### DATA FOR THIS TASK
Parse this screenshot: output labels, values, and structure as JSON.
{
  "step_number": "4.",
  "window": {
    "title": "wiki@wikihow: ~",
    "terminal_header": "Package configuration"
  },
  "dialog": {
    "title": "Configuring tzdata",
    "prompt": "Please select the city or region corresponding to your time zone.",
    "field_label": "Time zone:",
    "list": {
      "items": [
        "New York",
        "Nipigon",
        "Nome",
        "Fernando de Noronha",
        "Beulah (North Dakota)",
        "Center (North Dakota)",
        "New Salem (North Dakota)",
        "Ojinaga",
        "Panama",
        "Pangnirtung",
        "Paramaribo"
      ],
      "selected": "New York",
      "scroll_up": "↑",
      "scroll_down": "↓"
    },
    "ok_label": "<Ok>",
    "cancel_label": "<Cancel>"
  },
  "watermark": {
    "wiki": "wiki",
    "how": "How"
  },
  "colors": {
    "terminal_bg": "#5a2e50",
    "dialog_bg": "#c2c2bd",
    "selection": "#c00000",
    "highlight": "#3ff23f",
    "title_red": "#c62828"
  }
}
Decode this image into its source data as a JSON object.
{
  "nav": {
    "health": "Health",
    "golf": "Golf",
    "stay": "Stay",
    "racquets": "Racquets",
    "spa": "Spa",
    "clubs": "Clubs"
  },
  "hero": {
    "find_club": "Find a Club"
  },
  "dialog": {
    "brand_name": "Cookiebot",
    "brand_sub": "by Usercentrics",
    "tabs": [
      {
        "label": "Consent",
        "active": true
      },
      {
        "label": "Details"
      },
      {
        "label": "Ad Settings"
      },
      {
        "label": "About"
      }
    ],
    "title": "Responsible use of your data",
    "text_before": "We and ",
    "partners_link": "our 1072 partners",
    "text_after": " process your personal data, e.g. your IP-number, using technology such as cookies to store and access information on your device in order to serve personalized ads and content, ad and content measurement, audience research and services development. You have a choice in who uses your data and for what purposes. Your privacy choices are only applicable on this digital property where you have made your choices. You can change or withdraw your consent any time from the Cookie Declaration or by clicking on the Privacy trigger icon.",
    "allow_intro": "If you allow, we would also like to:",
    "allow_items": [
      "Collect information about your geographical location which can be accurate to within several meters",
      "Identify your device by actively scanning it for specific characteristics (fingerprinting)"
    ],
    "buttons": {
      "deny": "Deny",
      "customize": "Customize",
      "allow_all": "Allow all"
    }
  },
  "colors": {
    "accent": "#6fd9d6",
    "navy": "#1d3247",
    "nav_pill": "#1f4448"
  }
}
######
▶ **TASK**
Retype the records above exactly.

▶ **RESULT FOR THIS TASK**
Parse this screenshot: output labels, values, and structure as JSON.
{
  "step_number": "4.",
  "window": {
    "title": "wiki@wikihow: ~",
    "terminal_header": "Package configuration"
  },
  "dialog": {
    "title": "Configuring tzdata",
    "prompt": "Please select the city or region corresponding to your time zone.",
    "field_label": "Time zone:",
    "list": {
      "items": [
        "New York",
        "Nipigon",
        "Nome",
        "Fernando de Noronha",
        "Beulah (North Dakota)",
        "Center (North Dakota)",
        "New Salem (North Dakota)",
        "Ojinaga",
        "Panama",
        "Pangnirtung",
        "Paramaribo"
      ],
      "selected": "New York",
      "scroll_up": "↑",
      "scroll_down": "↓"
    },
    "ok_label": "<Ok>",
    "cancel_label": "<Cancel>"
  },
  "watermark": {
    "wiki": "wiki",
    "how": "How"
  },
  "colors": {
    "terminal_bg": "#5a2e50",
    "dialog_bg": "#c2c2bd",
    "selection": "#c00000",
    "highlight": "#3ff23f",
    "title_red": "#c62828"
  }
}
Decode this image into its source data as a JSON object.
{
  "nav": {
    "health": "Health",
    "golf": "Golf",
    "stay": "Stay",
    "racquets": "Racquets",
    "spa": "Spa",
    "clubs": "Clubs"
  },
  "hero": {
    "find_club": "Find a Club"
  },
  "dialog": {
    "brand_name": "Cookiebot",
    "brand_sub": "by Usercentrics",
    "tabs": [
      {
        "label": "Consent",
        "active": true
      },
      {
        "label": "Details"
      },
      {
        "label": "Ad Settings"
      },
      {
        "label": "About"
      }
    ],
    "title": "Responsible use of your data",
    "text_before": "We and ",
    "partners_link": "our 1072 partners",
    "text_after": " process your personal data, e.g. your IP-number, using technology such as cookies to store and access information on your device in order to serve personalized ads and content, ad and content measurement, audience research and services development. You have a choice in who uses your data and for what purposes. Your privacy choices are only applicable on this digital property where you have made your choices. You can change or withdraw your consent any time from the Cookie Declaration or by clicking on the Privacy trigger icon.",
    "allow_intro": "If you allow, we would also like to:",
    "allow_items": [
      "Collect information about your geographical location which can be accurate to within several meters",
      "Identify your device by actively scanning it for specific characteristics (fingerprinting)"
    ],
    "buttons": {
      "deny": "Deny",
      "customize": "Customize",
      "allow_all": "Allow all"
    }
  },
  "colors": {
    "accent": "#6fd9d6",
    "navy": "#1d3247",
    "nav_pill": "#1f4448"
  }
}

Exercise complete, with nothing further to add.